◆ What is asked ◆
Copy out every line that contains the word "reasoning".

[Records about charts and figures]
═══

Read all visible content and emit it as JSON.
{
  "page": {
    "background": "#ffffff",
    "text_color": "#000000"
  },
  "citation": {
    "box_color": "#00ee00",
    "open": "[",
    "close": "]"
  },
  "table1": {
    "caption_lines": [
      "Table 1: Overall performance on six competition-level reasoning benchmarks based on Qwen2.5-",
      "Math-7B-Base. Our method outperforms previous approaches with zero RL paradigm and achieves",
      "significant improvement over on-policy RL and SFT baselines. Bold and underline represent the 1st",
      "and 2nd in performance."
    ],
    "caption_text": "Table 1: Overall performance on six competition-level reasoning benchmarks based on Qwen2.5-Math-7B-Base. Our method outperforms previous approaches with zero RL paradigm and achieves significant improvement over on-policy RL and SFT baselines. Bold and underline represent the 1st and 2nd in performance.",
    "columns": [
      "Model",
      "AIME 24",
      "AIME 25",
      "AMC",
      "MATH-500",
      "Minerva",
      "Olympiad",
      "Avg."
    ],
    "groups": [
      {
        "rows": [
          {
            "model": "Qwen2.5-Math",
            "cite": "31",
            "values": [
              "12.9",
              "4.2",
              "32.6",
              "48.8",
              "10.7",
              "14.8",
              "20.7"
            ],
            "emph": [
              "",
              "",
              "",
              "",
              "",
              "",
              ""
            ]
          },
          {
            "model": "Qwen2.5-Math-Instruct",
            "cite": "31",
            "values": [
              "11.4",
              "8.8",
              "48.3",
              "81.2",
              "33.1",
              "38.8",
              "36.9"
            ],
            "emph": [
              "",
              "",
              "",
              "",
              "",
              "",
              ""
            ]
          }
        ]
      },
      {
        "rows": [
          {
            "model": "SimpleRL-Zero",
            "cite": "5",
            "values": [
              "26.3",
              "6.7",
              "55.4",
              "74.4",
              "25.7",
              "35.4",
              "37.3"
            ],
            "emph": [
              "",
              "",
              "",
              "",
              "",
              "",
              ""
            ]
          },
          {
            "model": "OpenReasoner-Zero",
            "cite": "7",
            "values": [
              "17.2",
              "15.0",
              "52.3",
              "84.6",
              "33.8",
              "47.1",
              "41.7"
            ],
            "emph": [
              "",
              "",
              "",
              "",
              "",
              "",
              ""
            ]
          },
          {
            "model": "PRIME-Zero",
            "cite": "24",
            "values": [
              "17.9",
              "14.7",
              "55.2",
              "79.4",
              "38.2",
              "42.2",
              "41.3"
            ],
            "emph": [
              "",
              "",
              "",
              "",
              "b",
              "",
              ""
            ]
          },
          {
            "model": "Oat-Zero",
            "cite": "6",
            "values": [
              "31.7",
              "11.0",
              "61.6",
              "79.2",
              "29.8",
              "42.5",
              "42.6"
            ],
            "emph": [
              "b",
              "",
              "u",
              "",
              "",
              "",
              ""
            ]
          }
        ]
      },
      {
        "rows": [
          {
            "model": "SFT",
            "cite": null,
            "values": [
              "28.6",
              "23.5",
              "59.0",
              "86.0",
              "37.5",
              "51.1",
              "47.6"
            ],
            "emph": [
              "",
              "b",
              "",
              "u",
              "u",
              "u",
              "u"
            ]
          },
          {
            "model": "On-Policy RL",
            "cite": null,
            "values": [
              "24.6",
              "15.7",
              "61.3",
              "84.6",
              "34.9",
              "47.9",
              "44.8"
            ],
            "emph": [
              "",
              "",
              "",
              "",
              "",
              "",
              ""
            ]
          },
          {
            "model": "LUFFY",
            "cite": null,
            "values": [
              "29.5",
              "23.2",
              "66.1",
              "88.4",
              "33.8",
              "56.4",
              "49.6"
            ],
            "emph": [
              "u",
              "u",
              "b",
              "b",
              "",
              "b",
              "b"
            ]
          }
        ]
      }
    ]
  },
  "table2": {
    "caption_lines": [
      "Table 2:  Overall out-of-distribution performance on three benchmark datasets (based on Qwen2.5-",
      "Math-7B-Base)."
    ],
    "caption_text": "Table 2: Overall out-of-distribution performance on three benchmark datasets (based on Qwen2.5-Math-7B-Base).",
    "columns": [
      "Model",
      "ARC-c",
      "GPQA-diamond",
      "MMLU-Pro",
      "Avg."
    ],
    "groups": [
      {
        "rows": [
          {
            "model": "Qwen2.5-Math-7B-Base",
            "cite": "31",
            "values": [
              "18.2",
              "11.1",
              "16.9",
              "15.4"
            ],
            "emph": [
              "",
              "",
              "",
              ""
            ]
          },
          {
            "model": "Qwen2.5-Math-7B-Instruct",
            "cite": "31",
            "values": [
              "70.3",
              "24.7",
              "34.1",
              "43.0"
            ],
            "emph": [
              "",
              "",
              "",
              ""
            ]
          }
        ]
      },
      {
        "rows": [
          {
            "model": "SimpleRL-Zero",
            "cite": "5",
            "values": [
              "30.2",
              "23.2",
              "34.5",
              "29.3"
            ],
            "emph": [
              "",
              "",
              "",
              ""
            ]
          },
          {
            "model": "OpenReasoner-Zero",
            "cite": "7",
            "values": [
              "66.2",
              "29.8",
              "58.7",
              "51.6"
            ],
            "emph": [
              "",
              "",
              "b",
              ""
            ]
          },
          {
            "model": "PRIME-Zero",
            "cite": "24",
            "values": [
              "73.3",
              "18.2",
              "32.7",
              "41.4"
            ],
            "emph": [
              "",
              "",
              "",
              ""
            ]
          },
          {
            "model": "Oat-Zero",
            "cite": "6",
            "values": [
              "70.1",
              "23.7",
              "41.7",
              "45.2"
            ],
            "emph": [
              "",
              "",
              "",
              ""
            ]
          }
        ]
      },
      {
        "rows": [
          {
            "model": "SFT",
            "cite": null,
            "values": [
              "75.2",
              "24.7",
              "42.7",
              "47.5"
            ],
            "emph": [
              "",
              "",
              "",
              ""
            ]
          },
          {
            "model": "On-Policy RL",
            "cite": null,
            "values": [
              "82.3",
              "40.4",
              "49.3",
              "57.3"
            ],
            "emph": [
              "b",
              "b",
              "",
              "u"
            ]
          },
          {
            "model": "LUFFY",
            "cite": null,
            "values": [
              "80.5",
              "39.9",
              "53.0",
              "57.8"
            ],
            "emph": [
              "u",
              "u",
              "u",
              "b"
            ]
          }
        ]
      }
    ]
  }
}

═══

◆ Solution to the exercise ◆
      "Table 1: Overall performance on six competition-level reasoning benchmarks based on Qwen2.5-",
    "caption_text": "Table 1: Overall performance on six competition-level reasoning benchmarks based on Qwen2.5-Math-7B-Base. Our method outperforms previous approaches with zero RL paradigm and achieves significant improvement over on-policy RL and SFT baselines. Bold and underline represent the 1st and 2nd in performance.",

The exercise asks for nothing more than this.